[Rows from a figure dataset]
= = = = =

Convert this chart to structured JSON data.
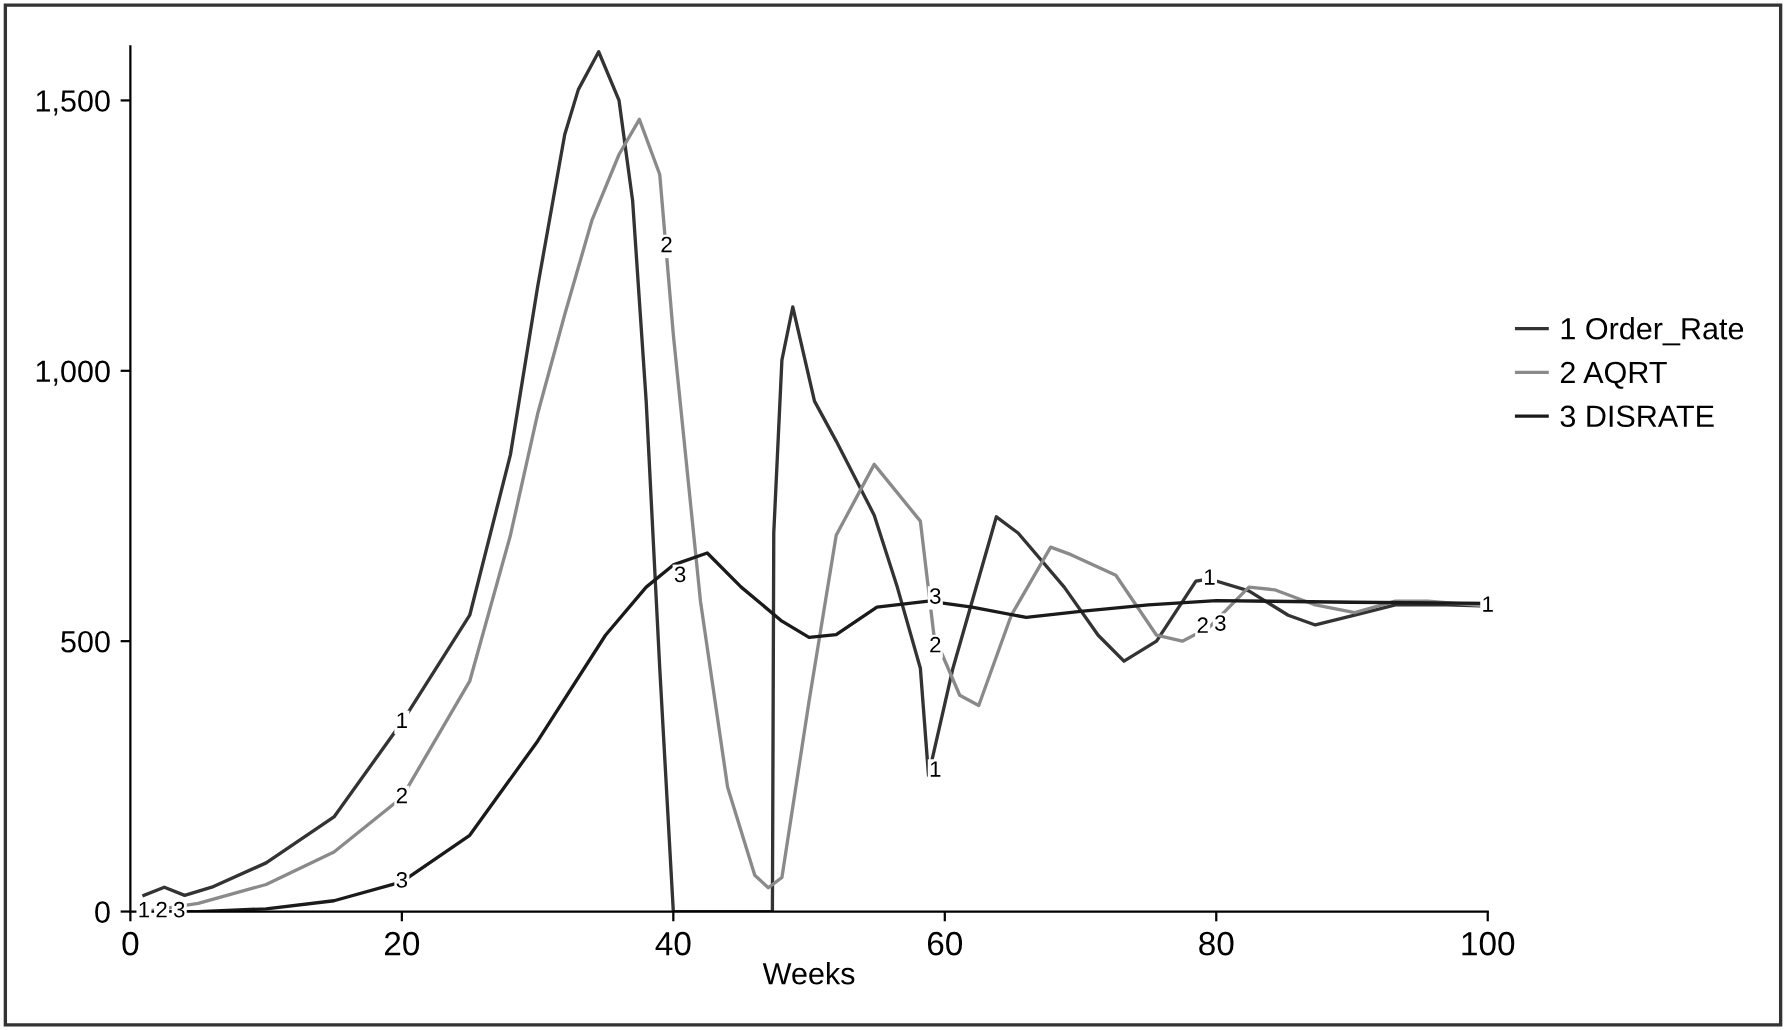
{
  "chart_data": {
    "type": "line",
    "xlabel": "Weeks",
    "xlim": [
      0,
      100
    ],
    "ylim": [
      0,
      1600
    ],
    "xticks": [
      0,
      20,
      40,
      60,
      80,
      100
    ],
    "yticks": [
      0,
      500,
      {
        "value": 1000,
        "label": "1,000"
      },
      {
        "value": 1500,
        "label": "1,500"
      }
    ],
    "grid": false,
    "legend": "right",
    "marker": "none",
    "line_style": "solid",
    "series": [
      {
        "name": "1 Order_Rate",
        "color": "#333333",
        "x": [
          1,
          2.5,
          4,
          6,
          10,
          15,
          20,
          25,
          28,
          30,
          32,
          33,
          34.5,
          36,
          37,
          38,
          39,
          40,
          47.3,
          47.4,
          48,
          48.8,
          50.4,
          52,
          54.8,
          56.5,
          58.2,
          58.8,
          60.6,
          63.8,
          65.4,
          68.8,
          71.3,
          73.2,
          75.6,
          78.5,
          79.5,
          82.4,
          85.3,
          87.3,
          90.2,
          93.2,
          97,
          100
        ],
        "values": [
          30,
          45,
          30,
          45,
          90,
          175,
          350,
          548,
          845,
          1155,
          1437,
          1520,
          1590,
          1500,
          1315,
          944,
          450,
          0,
          0,
          700,
          1020,
          1118,
          944,
          870,
          733,
          600,
          450,
          252,
          450,
          730,
          700,
          600,
          511,
          463,
          500,
          611,
          615,
          593,
          548,
          530,
          548,
          567,
          567,
          565
        ]
      },
      {
        "name": "2 AQRT",
        "color": "#8a8a8a",
        "x": [
          1,
          5,
          10,
          15,
          20,
          25,
          28,
          30,
          32,
          34,
          36,
          37.5,
          39,
          40,
          42,
          44,
          46,
          47,
          48,
          50,
          52,
          54.8,
          58.2,
          59.2,
          61.1,
          62.5,
          64.9,
          67.8,
          69.3,
          72.6,
          75.6,
          77.5,
          79.5,
          82.4,
          84.3,
          87.3,
          90.2,
          93.2,
          95.6,
          100
        ],
        "values": [
          0,
          15,
          50,
          110,
          211,
          426,
          696,
          920,
          1104,
          1278,
          1400,
          1465,
          1363,
          1067,
          574,
          230,
          67,
          44,
          63,
          389,
          696,
          827,
          722,
          511,
          400,
          381,
          548,
          674,
          660,
          622,
          511,
          500,
          526,
          600,
          595,
          567,
          553,
          574,
          574,
          565
        ]
      },
      {
        "name": "3 DISRATE",
        "color": "#1a1a1a",
        "x": [
          3,
          5,
          10,
          15,
          20,
          25,
          30,
          35,
          38,
          40,
          42.5,
          45,
          48,
          50,
          52,
          55,
          58.8,
          62,
          66,
          70,
          75,
          80,
          90,
          100
        ],
        "values": [
          0,
          0,
          5,
          20,
          55,
          141,
          315,
          511,
          600,
          641,
          663,
          600,
          537,
          507,
          512,
          563,
          574,
          563,
          544,
          555,
          567,
          575,
          572,
          570
        ]
      }
    ],
    "annotations": [
      {
        "text": "1",
        "x": 1,
        "y": 0
      },
      {
        "text": "2",
        "x": 2.3,
        "y": 0
      },
      {
        "text": "3",
        "x": 3.6,
        "y": 0
      },
      {
        "text": "1",
        "x": 20,
        "y": 350
      },
      {
        "text": "2",
        "x": 20,
        "y": 211
      },
      {
        "text": "3",
        "x": 20,
        "y": 55
      },
      {
        "text": "2",
        "x": 39.5,
        "y": 1230
      },
      {
        "text": "3",
        "x": 40.5,
        "y": 620
      },
      {
        "text": "1",
        "x": 59.3,
        "y": 260
      },
      {
        "text": "2",
        "x": 59.3,
        "y": 490
      },
      {
        "text": "3",
        "x": 59.3,
        "y": 580
      },
      {
        "text": "1",
        "x": 79.5,
        "y": 615
      },
      {
        "text": "2",
        "x": 79,
        "y": 526
      },
      {
        "text": "3",
        "x": 80.3,
        "y": 530
      },
      {
        "text": "1",
        "x": 100,
        "y": 565
      }
    ]
  }
}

= = = = =

- **SHORT EXERCISE**:
In the listing, find each line with the string "name" and copy it.

- **OUTPUT FOR THIS TASK**:
        "name": "1 Order_Rate",
        "name": "2 AQRT",
        "name": "3 DISRATE",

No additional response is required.